Required work
Below is a listing; copy all of it exactly.

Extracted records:

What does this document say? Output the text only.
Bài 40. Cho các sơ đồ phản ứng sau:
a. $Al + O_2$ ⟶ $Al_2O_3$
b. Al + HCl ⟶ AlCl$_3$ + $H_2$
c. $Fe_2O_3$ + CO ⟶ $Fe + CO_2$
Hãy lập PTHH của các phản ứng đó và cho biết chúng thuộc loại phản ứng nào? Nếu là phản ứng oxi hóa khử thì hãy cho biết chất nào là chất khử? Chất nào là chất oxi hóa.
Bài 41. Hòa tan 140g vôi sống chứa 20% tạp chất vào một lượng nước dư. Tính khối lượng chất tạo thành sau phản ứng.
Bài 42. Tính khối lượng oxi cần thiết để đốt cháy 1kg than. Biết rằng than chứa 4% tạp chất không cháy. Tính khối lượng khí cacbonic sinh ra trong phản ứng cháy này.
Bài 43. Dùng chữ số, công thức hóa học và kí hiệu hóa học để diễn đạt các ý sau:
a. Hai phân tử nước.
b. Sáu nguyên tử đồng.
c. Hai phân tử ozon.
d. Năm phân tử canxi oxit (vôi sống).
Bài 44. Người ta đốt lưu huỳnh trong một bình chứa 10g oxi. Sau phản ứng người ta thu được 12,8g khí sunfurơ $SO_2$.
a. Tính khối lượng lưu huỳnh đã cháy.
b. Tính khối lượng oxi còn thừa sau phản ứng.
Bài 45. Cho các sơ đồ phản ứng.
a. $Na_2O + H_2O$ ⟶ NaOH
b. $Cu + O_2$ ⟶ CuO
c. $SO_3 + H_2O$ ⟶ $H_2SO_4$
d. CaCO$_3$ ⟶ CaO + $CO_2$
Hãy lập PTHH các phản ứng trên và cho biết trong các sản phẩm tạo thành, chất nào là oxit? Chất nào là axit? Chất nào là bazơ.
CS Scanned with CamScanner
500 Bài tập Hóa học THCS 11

Final result
What does this document say? Output the text only.
Bài 40. Cho các sơ đồ phản ứng sau:
a. $Al + O_2$ ⟶ $Al_2O_3$
b. Al + HCl ⟶ AlCl$_3$ + $H_2$
c. $Fe_2O_3$ + CO ⟶ $Fe + CO_2$
Hãy lập PTHH của các phản ứng đó và cho biết chúng thuộc loại phản ứng nào? Nếu là phản ứng oxi hóa khử thì hãy cho biết chất nào là chất khử? Chất nào là chất oxi hóa.
Bài 41. Hòa tan 140g vôi sống chứa 20% tạp chất vào một lượng nước dư. Tính khối lượng chất tạo thành sau phản ứng.
Bài 42. Tính khối lượng oxi cần thiết để đốt cháy 1kg than. Biết rằng than chứa 4% tạp chất không cháy. Tính khối lượng khí cacbonic sinh ra trong phản ứng cháy này.
Bài 43. Dùng chữ số, công thức hóa học và kí hiệu hóa học để diễn đạt các ý sau:
a. Hai phân tử nước.
b. Sáu nguyên tử đồng.
c. Hai phân tử ozon.
d. Năm phân tử canxi oxit (vôi sống).
Bài 44. Người ta đốt lưu huỳnh trong một bình chứa 10g oxi. Sau phản ứng người ta thu được 12,8g khí sunfurơ $SO_2$.
a. Tính khối lượng lưu huỳnh đã cháy.
b. Tính khối lượng oxi còn thừa sau phản ứng.
Bài 45. Cho các sơ đồ phản ứng.
a. $Na_2O + H_2O$ ⟶ NaOH
b. $Cu + O_2$ ⟶ CuO
c. $SO_3 + H_2O$ ⟶ $H_2SO_4$
d. CaCO$_3$ ⟶ CaO + $CO_2$
Hãy lập PTHH các phản ứng trên và cho biết trong các sản phẩm tạo thành, chất nào là oxit? Chất nào là axit? Chất nào là bazơ.
CS Scanned with CamScanner
500 Bài tập Hóa học THCS 11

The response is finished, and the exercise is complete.